━━━━━ RECORD SET

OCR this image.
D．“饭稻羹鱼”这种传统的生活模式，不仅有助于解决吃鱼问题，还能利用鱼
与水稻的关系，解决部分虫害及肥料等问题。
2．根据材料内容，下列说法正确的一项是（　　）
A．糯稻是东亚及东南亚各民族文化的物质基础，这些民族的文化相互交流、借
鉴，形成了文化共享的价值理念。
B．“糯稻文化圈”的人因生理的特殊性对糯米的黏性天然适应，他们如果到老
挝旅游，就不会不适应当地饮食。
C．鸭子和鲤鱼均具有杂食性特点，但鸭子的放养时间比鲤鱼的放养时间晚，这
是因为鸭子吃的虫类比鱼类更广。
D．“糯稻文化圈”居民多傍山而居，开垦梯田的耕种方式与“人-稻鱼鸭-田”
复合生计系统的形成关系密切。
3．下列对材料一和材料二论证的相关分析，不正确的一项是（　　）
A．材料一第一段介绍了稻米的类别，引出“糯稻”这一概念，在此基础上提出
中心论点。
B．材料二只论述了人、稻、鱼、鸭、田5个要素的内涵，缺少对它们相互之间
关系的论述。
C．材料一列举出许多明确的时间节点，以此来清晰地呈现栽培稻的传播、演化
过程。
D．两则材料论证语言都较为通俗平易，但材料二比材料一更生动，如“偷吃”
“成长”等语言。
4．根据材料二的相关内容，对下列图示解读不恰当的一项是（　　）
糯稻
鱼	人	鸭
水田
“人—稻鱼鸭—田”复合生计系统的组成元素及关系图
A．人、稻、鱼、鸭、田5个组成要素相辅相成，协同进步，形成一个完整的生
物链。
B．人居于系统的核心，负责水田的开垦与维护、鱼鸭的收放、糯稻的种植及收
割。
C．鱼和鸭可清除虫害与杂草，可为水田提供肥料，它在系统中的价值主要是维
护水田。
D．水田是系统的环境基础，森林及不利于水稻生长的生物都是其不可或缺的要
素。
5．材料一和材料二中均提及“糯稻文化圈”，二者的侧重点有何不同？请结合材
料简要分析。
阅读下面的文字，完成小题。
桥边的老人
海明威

━━━━━━━━━━

▶ _SET PROBLEM_
Each entry above is to be printed again exactly.

▶ _SOLUTION TO THIS TASK_
OCR this image.
D．“饭稻羹鱼”这种传统的生活模式，不仅有助于解决吃鱼问题，还能利用鱼
与水稻的关系，解决部分虫害及肥料等问题。
2．根据材料内容，下列说法正确的一项是（　　）
A．糯稻是东亚及东南亚各民族文化的物质基础，这些民族的文化相互交流、借
鉴，形成了文化共享的价值理念。
B．“糯稻文化圈”的人因生理的特殊性对糯米的黏性天然适应，他们如果到老
挝旅游，就不会不适应当地饮食。
C．鸭子和鲤鱼均具有杂食性特点，但鸭子的放养时间比鲤鱼的放养时间晚，这
是因为鸭子吃的虫类比鱼类更广。
D．“糯稻文化圈”居民多傍山而居，开垦梯田的耕种方式与“人-稻鱼鸭-田”
复合生计系统的形成关系密切。
3．下列对材料一和材料二论证的相关分析，不正确的一项是（　　）
A．材料一第一段介绍了稻米的类别，引出“糯稻”这一概念，在此基础上提出
中心论点。
B．材料二只论述了人、稻、鱼、鸭、田5个要素的内涵，缺少对它们相互之间
关系的论述。
C．材料一列举出许多明确的时间节点，以此来清晰地呈现栽培稻的传播、演化
过程。
D．两则材料论证语言都较为通俗平易，但材料二比材料一更生动，如“偷吃”
“成长”等语言。
4．根据材料二的相关内容，对下列图示解读不恰当的一项是（　　）
糯稻
鱼	人	鸭
水田
“人—稻鱼鸭—田”复合生计系统的组成元素及关系图
A．人、稻、鱼、鸭、田5个组成要素相辅相成，协同进步，形成一个完整的生
物链。
B．人居于系统的核心，负责水田的开垦与维护、鱼鸭的收放、糯稻的种植及收
割。
C．鱼和鸭可清除虫害与杂草，可为水田提供肥料，它在系统中的价值主要是维
护水田。
D．水田是系统的环境基础，森林及不利于水稻生长的生物都是其不可或缺的要
素。
5．材料一和材料二中均提及“糯稻文化圈”，二者的侧重点有何不同？请结合材
料简要分析。
阅读下面的文字，完成小题。
桥边的老人
海明威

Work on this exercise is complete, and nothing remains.